Request: All the data should be repeated exactly. Any image in it is left out.

Entries:
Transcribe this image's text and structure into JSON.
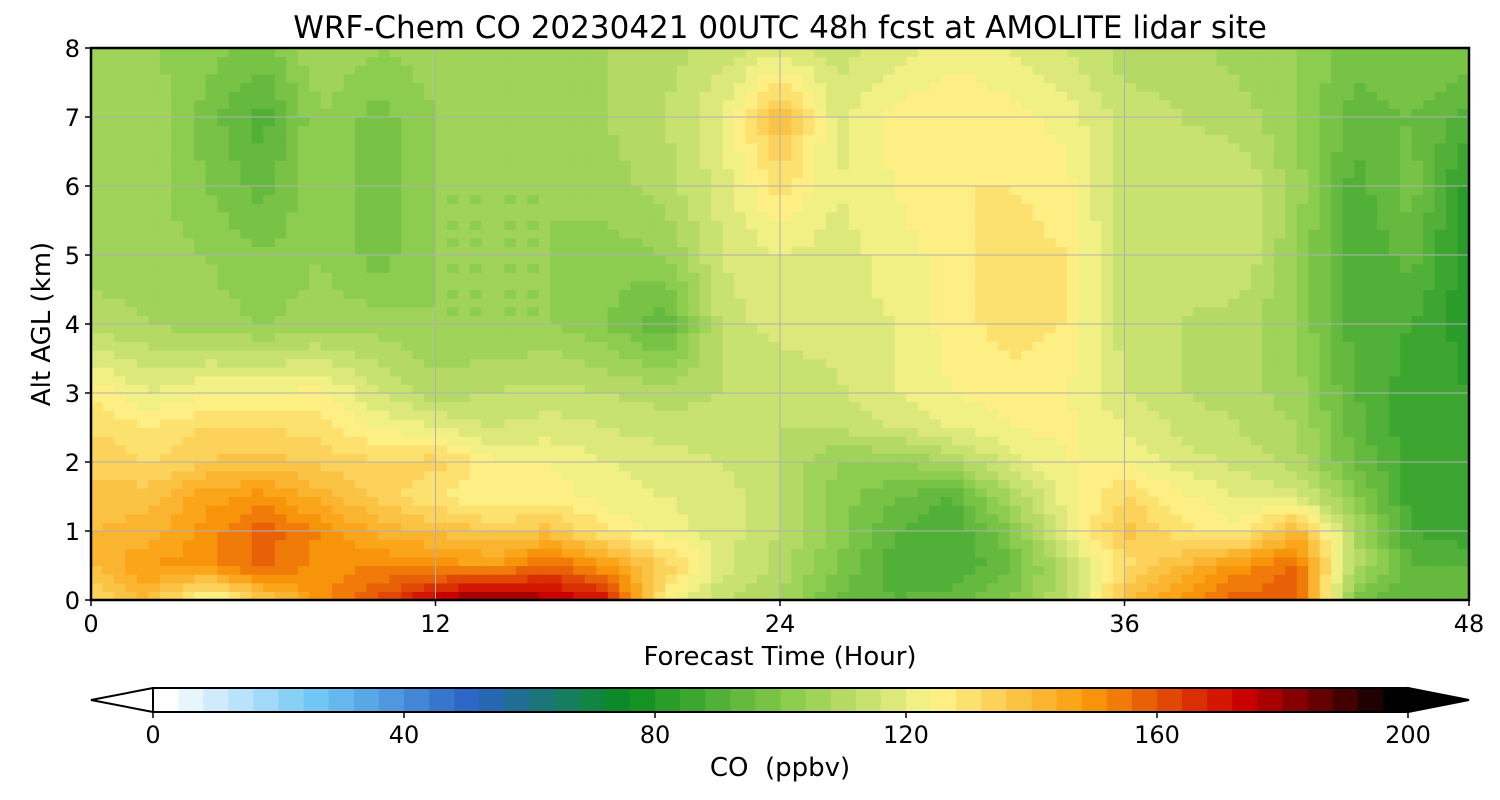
{
  "chart_data": {
    "type": "heatmap",
    "title": "WRF-Chem CO  20230421 00UTC 48h fcst at AMOLITE lidar site",
    "xlabel": "Forecast Time (Hour)",
    "ylabel": "Alt AGL (km)",
    "xlim": [
      0,
      48
    ],
    "ylim": [
      0,
      8
    ],
    "x_ticks": [
      "0",
      "12",
      "24",
      "36",
      "48"
    ],
    "y_ticks": [
      "0",
      "1",
      "2",
      "3",
      "4",
      "5",
      "6",
      "7",
      "8"
    ],
    "grid": true,
    "colorbar": {
      "label": "CO  (ppbv)",
      "range": [
        0,
        200
      ],
      "extend": "both",
      "ticks": [
        "0",
        "40",
        "80",
        "120",
        "160",
        "200"
      ],
      "colors": [
        "#ffffff",
        "#6fc5f5",
        "#2a62c4",
        "#0a8c1e",
        "#82c84a",
        "#fdf58c",
        "#fa9a0a",
        "#cc0000",
        "#000000"
      ]
    },
    "times": [
      0,
      2,
      4,
      6,
      8,
      10,
      12,
      14,
      16,
      18,
      20,
      22,
      24,
      26,
      28,
      30,
      32,
      34,
      36,
      38,
      40,
      42,
      44,
      46,
      48
    ],
    "altitudes": [
      0,
      0.5,
      1,
      1.5,
      2,
      2.5,
      3,
      4,
      5,
      6,
      7,
      8
    ],
    "values": [
      [
        130,
        140,
        120,
        135,
        150,
        160,
        175,
        185,
        178,
        170,
        125,
        112,
        108,
        95,
        92,
        94,
        100,
        112,
        138,
        148,
        158,
        158,
        98,
        92,
        92
      ],
      [
        140,
        148,
        150,
        158,
        150,
        152,
        150,
        148,
        158,
        148,
        135,
        118,
        110,
        100,
        90,
        88,
        95,
        112,
        130,
        140,
        150,
        158,
        110,
        92,
        92
      ],
      [
        140,
        142,
        150,
        158,
        152,
        142,
        140,
        135,
        138,
        128,
        122,
        118,
        112,
        102,
        92,
        88,
        100,
        120,
        138,
        130,
        125,
        142,
        110,
        88,
        85
      ],
      [
        138,
        138,
        146,
        150,
        142,
        135,
        128,
        125,
        126,
        122,
        120,
        118,
        112,
        102,
        96,
        92,
        108,
        122,
        132,
        125,
        120,
        118,
        102,
        86,
        85
      ],
      [
        135,
        132,
        136,
        138,
        135,
        132,
        134,
        125,
        124,
        120,
        118,
        116,
        112,
        104,
        104,
        108,
        118,
        124,
        124,
        118,
        115,
        110,
        96,
        86,
        84
      ],
      [
        132,
        128,
        132,
        132,
        130,
        124,
        120,
        116,
        118,
        116,
        114,
        114,
        112,
        112,
        116,
        120,
        124,
        125,
        120,
        115,
        112,
        108,
        94,
        85,
        84
      ],
      [
        128,
        120,
        124,
        124,
        126,
        116,
        110,
        112,
        114,
        112,
        110,
        112,
        112,
        115,
        120,
        124,
        126,
        124,
        116,
        112,
        110,
        106,
        92,
        86,
        84
      ],
      [
        110,
        108,
        106,
        104,
        106,
        106,
        104,
        104,
        104,
        100,
        92,
        114,
        118,
        118,
        120,
        126,
        130,
        128,
        114,
        112,
        110,
        104,
        90,
        88,
        82
      ],
      [
        106,
        106,
        104,
        100,
        104,
        98,
        104,
        104,
        104,
        102,
        104,
        116,
        120,
        118,
        122,
        126,
        130,
        128,
        114,
        114,
        116,
        104,
        88,
        94,
        80
      ],
      [
        104,
        106,
        100,
        94,
        104,
        96,
        104,
        104,
        104,
        106,
        110,
        118,
        130,
        120,
        124,
        128,
        128,
        126,
        112,
        114,
        116,
        106,
        90,
        98,
        82
      ],
      [
        104,
        108,
        98,
        90,
        104,
        98,
        104,
        106,
        106,
        108,
        112,
        120,
        140,
        118,
        126,
        128,
        126,
        122,
        114,
        112,
        110,
        104,
        94,
        96,
        90
      ],
      [
        104,
        104,
        102,
        98,
        108,
        104,
        106,
        106,
        106,
        108,
        110,
        114,
        118,
        114,
        118,
        122,
        120,
        116,
        110,
        110,
        106,
        104,
        98,
        100,
        100
      ]
    ]
  }
}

Problem solution:
Transcribe this image's text and structure into JSON.
{
  "chart_data": {
    "type": "heatmap",
    "title": "WRF-Chem CO  20230421 00UTC 48h fcst at AMOLITE lidar site",
    "xlabel": "Forecast Time (Hour)",
    "ylabel": "Alt AGL (km)",
    "xlim": [
      0,
      48
    ],
    "ylim": [
      0,
      8
    ],
    "x_ticks": [
      "0",
      "12",
      "24",
      "36",
      "48"
    ],
    "y_ticks": [
      "0",
      "1",
      "2",
      "3",
      "4",
      "5",
      "6",
      "7",
      "8"
    ],
    "grid": true,
    "colorbar": {
      "label": "CO  (ppbv)",
      "range": [
        0,
        200
      ],
      "extend": "both",
      "ticks": [
        "0",
        "40",
        "80",
        "120",
        "160",
        "200"
      ],
      "colors": [
        "#ffffff",
        "#6fc5f5",
        "#2a62c4",
        "#0a8c1e",
        "#82c84a",
        "#fdf58c",
        "#fa9a0a",
        "#cc0000",
        "#000000"
      ]
    },
    "times": [
      0,
      2,
      4,
      6,
      8,
      10,
      12,
      14,
      16,
      18,
      20,
      22,
      24,
      26,
      28,
      30,
      32,
      34,
      36,
      38,
      40,
      42,
      44,
      46,
      48
    ],
    "altitudes": [
      0,
      0.5,
      1,
      1.5,
      2,
      2.5,
      3,
      4,
      5,
      6,
      7,
      8
    ],
    "values": [
      [
        130,
        140,
        120,
        135,
        150,
        160,
        175,
        185,
        178,
        170,
        125,
        112,
        108,
        95,
        92,
        94,
        100,
        112,
        138,
        148,
        158,
        158,
        98,
        92,
        92
      ],
      [
        140,
        148,
        150,
        158,
        150,
        152,
        150,
        148,
        158,
        148,
        135,
        118,
        110,
        100,
        90,
        88,
        95,
        112,
        130,
        140,
        150,
        158,
        110,
        92,
        92
      ],
      [
        140,
        142,
        150,
        158,
        152,
        142,
        140,
        135,
        138,
        128,
        122,
        118,
        112,
        102,
        92,
        88,
        100,
        120,
        138,
        130,
        125,
        142,
        110,
        88,
        85
      ],
      [
        138,
        138,
        146,
        150,
        142,
        135,
        128,
        125,
        126,
        122,
        120,
        118,
        112,
        102,
        96,
        92,
        108,
        122,
        132,
        125,
        120,
        118,
        102,
        86,
        85
      ],
      [
        135,
        132,
        136,
        138,
        135,
        132,
        134,
        125,
        124,
        120,
        118,
        116,
        112,
        104,
        104,
        108,
        118,
        124,
        124,
        118,
        115,
        110,
        96,
        86,
        84
      ],
      [
        132,
        128,
        132,
        132,
        130,
        124,
        120,
        116,
        118,
        116,
        114,
        114,
        112,
        112,
        116,
        120,
        124,
        125,
        120,
        115,
        112,
        108,
        94,
        85,
        84
      ],
      [
        128,
        120,
        124,
        124,
        126,
        116,
        110,
        112,
        114,
        112,
        110,
        112,
        112,
        115,
        120,
        124,
        126,
        124,
        116,
        112,
        110,
        106,
        92,
        86,
        84
      ],
      [
        110,
        108,
        106,
        104,
        106,
        106,
        104,
        104,
        104,
        100,
        92,
        114,
        118,
        118,
        120,
        126,
        130,
        128,
        114,
        112,
        110,
        104,
        90,
        88,
        82
      ],
      [
        106,
        106,
        104,
        100,
        104,
        98,
        104,
        104,
        104,
        102,
        104,
        116,
        120,
        118,
        122,
        126,
        130,
        128,
        114,
        114,
        116,
        104,
        88,
        94,
        80
      ],
      [
        104,
        106,
        100,
        94,
        104,
        96,
        104,
        104,
        104,
        106,
        110,
        118,
        130,
        120,
        124,
        128,
        128,
        126,
        112,
        114,
        116,
        106,
        90,
        98,
        82
      ],
      [
        104,
        108,
        98,
        90,
        104,
        98,
        104,
        106,
        106,
        108,
        112,
        120,
        140,
        118,
        126,
        128,
        126,
        122,
        114,
        112,
        110,
        104,
        94,
        96,
        90
      ],
      [
        104,
        104,
        102,
        98,
        108,
        104,
        106,
        106,
        106,
        108,
        110,
        114,
        118,
        114,
        118,
        122,
        120,
        116,
        110,
        110,
        106,
        104,
        98,
        100,
        100
      ]
    ]
  }
}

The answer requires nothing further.